**What the task asks**
In the data, from the first line up to and including the line with "smartphone-annotation: Using Browser/Apps", substitute "Surfing" for "Browsing" and leave everything else unchanged. Reproduce only those lines.

Layout coordinate data:
■ ■ ■ ■ ■
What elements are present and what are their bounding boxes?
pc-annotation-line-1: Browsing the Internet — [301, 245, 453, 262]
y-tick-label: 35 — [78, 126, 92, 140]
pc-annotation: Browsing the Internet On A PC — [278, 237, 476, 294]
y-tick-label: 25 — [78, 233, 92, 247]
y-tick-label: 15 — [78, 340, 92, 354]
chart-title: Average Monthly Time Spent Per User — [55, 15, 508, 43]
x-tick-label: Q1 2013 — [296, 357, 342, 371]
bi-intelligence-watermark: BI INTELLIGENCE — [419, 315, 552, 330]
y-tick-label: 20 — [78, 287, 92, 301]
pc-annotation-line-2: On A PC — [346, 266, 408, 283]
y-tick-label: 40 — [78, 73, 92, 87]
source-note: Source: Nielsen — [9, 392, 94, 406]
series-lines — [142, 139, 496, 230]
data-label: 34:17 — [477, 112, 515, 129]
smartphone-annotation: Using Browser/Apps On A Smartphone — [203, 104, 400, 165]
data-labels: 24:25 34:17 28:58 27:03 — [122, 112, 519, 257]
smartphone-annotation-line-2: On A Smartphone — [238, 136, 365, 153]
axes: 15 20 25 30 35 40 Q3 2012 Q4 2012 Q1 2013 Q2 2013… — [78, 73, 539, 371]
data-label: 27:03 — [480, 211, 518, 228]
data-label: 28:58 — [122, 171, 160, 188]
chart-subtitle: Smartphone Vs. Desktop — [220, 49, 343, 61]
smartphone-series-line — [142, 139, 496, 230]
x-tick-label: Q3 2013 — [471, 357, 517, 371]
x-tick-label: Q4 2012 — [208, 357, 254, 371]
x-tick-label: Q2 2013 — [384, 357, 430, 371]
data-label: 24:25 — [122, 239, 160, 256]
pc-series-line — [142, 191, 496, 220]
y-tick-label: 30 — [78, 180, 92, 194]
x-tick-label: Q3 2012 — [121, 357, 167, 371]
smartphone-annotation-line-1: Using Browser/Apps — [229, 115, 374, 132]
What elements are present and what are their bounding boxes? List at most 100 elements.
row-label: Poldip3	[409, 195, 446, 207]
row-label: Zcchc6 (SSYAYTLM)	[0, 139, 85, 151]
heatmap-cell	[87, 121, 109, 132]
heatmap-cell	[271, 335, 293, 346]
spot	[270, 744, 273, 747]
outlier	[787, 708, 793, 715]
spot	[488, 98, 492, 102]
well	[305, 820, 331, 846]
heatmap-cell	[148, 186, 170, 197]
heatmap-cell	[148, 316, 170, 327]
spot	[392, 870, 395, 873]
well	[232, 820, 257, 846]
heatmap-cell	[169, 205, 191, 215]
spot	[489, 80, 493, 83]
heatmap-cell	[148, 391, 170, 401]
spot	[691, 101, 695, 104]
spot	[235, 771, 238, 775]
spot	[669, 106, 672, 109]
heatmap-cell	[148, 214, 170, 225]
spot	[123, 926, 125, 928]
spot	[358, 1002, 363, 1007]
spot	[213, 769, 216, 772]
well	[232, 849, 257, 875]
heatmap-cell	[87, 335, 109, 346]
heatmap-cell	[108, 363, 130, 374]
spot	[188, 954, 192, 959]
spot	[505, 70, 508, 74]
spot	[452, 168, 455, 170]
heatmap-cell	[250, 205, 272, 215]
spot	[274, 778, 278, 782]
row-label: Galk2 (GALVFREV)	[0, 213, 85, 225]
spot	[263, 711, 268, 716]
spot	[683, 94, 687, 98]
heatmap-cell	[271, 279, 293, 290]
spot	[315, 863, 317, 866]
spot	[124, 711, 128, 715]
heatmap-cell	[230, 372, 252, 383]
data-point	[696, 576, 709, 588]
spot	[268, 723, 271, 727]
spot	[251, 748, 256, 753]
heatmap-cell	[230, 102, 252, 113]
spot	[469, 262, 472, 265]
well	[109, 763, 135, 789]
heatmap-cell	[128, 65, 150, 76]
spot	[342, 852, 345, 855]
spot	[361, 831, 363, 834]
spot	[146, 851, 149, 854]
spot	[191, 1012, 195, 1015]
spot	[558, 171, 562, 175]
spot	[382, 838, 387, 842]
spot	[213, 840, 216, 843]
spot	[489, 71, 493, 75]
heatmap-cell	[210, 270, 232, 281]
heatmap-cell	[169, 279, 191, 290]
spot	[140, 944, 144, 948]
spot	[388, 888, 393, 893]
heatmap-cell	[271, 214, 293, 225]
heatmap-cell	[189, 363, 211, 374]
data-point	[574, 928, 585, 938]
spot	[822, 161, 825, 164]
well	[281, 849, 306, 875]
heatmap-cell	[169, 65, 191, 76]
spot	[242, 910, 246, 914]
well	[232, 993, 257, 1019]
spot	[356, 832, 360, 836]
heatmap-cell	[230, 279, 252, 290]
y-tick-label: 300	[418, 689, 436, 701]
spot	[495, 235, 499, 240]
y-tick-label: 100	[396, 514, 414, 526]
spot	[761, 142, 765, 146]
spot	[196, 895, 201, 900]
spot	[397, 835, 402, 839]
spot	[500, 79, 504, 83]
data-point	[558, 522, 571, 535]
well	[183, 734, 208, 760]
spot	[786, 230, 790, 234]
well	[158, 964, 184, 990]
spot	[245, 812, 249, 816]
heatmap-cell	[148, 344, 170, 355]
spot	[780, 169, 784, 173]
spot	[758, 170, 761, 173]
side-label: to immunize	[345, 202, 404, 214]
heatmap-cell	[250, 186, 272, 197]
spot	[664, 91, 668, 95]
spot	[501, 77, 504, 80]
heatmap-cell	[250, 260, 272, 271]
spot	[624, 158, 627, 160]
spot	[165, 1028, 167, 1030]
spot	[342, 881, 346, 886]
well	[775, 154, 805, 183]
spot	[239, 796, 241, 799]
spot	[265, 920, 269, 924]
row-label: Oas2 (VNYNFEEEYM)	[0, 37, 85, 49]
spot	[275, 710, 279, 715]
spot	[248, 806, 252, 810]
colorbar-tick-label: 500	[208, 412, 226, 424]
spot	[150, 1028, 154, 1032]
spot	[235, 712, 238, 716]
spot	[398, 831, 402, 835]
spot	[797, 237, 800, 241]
■ ■ ■ ■ ■
**Problem solution**
What elements are present and what are their bounding boxes?
pc-annotation-line-1: Surfing the Internet — [301, 245, 453, 262]
y-tick-label: 35 — [78, 126, 92, 140]
pc-annotation: Surfing the Internet On A PC — [278, 237, 476, 294]
y-tick-label: 25 — [78, 233, 92, 247]
y-tick-label: 15 — [78, 340, 92, 354]
chart-title: Average Monthly Time Spent Per User — [55, 15, 508, 43]
x-tick-label: Q1 2013 — [296, 357, 342, 371]
bi-intelligence-watermark: BI INTELLIGENCE — [419, 315, 552, 330]
y-tick-label: 20 — [78, 287, 92, 301]
pc-annotation-line-2: On A PC — [346, 266, 408, 283]
y-tick-label: 40 — [78, 73, 92, 87]
source-note: Source: Nielsen — [9, 392, 94, 406]
series-lines — [142, 139, 496, 230]
data-label: 34:17 — [477, 112, 515, 129]
smartphone-annotation: Using Browser/Apps On A Smartphone — [203, 104, 400, 165]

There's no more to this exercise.